# AIM OF THE TASK:
Drop the images; return everything else in the listing below exactly.

<<<<

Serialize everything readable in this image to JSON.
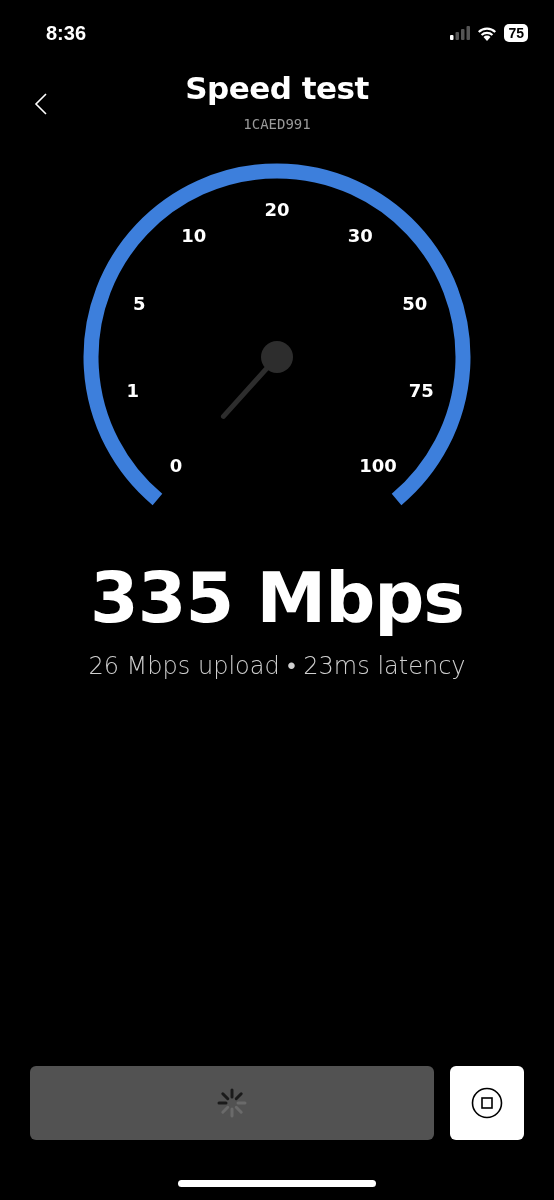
{
  "status_bar": {
    "time": "8:36",
    "battery": "75"
  },
  "header": {
    "title": "Speed test",
    "subtitle": "1CAED991"
  },
  "gauge": {
    "labels": [
      "0",
      "1",
      "5",
      "10",
      "20",
      "30",
      "50",
      "75",
      "100"
    ]
  },
  "result": {
    "speed": "335 Mbps",
    "details": "26 Mbps upload • 23ms latency"
  },
  "controls": {
    "start_button": {
      "disabled": true
    }
  }
}
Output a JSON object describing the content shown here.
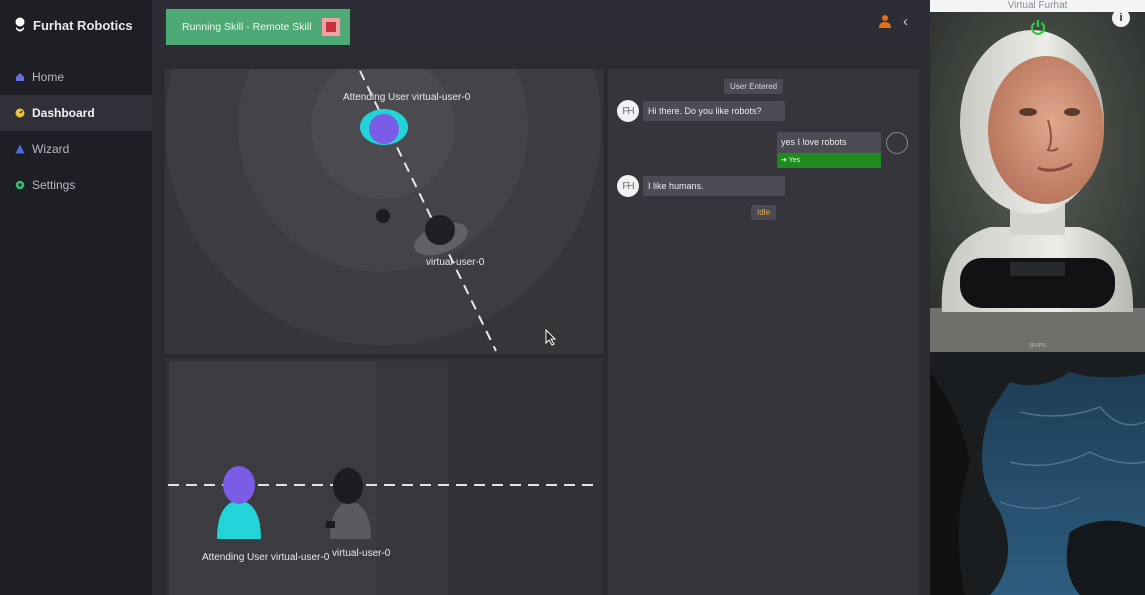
{
  "brand": {
    "name": "Furhat Robotics"
  },
  "nav": {
    "items": [
      {
        "label": "Home",
        "icon": "home-icon"
      },
      {
        "label": "Dashboard",
        "icon": "dashboard-icon"
      },
      {
        "label": "Wizard",
        "icon": "wizard-icon"
      },
      {
        "label": "Settings",
        "icon": "gear-icon"
      }
    ],
    "active": "Dashboard"
  },
  "topbar": {
    "skill_label": "Running Skill - Remote Skill"
  },
  "map": {
    "attending_label": "Attending User virtual-user-0",
    "user_label": "virtual-user-0"
  },
  "camera": {
    "attending_label": "Attending User virtual-user-0",
    "user_label": "virtual-user-0"
  },
  "chat": {
    "event_user_entered": "User Entered",
    "avatar_initials": "FH",
    "messages": [
      {
        "from": "robot",
        "text": "Hi there. Do you like robots?"
      },
      {
        "from": "user",
        "text": "yes I love robots",
        "intent": "➜ Yes"
      },
      {
        "from": "robot",
        "text": "I like humans."
      }
    ],
    "status": "Idle"
  },
  "virtual_furhat": {
    "title": "Virtual Furhat",
    "info": "i",
    "fps": "30 FPS"
  },
  "colors": {
    "sidebar_bg": "#1e1f25",
    "skill_green": "#4fa974",
    "intent_green": "#1f8a1e",
    "attending_purple": "#7b5ce6",
    "attending_cyan": "#22d3d8",
    "power_green": "#2ecc40"
  }
}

>>>>

# TASK RESPONSE:
Serialize everything readable in this image to JSON.
{
  "status_bar": {
    "time": "8:36",
    "battery": "75"
  },
  "header": {
    "title": "Speed test",
    "subtitle": "1CAED991"
  },
  "gauge": {
    "labels": [
      "0",
      "1",
      "5",
      "10",
      "20",
      "30",
      "50",
      "75",
      "100"
    ]
  },
  "result": {
    "speed": "335 Mbps",
    "details": "26 Mbps upload • 23ms latency"
  },
  "controls": {
    "start_button": {
      "disabled": true
    }
  }
}
Output a JSON object describing the content shown here.
{
  "brand": {
    "name": "Furhat Robotics"
  },
  "nav": {
    "items": [
      {
        "label": "Home",
        "icon": "home-icon"
      },
      {
        "label": "Dashboard",
        "icon": "dashboard-icon"
      },
      {
        "label": "Wizard",
        "icon": "wizard-icon"
      },
      {
        "label": "Settings",
        "icon": "gear-icon"
      }
    ],
    "active": "Dashboard"
  },
  "topbar": {
    "skill_label": "Running Skill - Remote Skill"
  },
  "map": {
    "attending_label": "Attending User virtual-user-0",
    "user_label": "virtual-user-0"
  },
  "camera": {
    "attending_label": "Attending User virtual-user-0",
    "user_label": "virtual-user-0"
  },
  "chat": {
    "event_user_entered": "User Entered",
    "avatar_initials": "FH",
    "messages": [
      {
        "from": "robot",
        "text": "Hi there. Do you like robots?"
      },
      {
        "from": "user",
        "text": "yes I love robots",
        "intent": "➜ Yes"
      },
      {
        "from": "robot",
        "text": "I like humans."
      }
    ],
    "status": "Idle"
  },
  "virtual_furhat": {
    "title": "Virtual Furhat",
    "info": "i",
    "fps": "30 FPS"
  },
  "colors": {
    "sidebar_bg": "#1e1f25",
    "skill_green": "#4fa974",
    "intent_green": "#1f8a1e",
    "attending_purple": "#7b5ce6",
    "attending_cyan": "#22d3d8",
    "power_green": "#2ecc40"
  }
}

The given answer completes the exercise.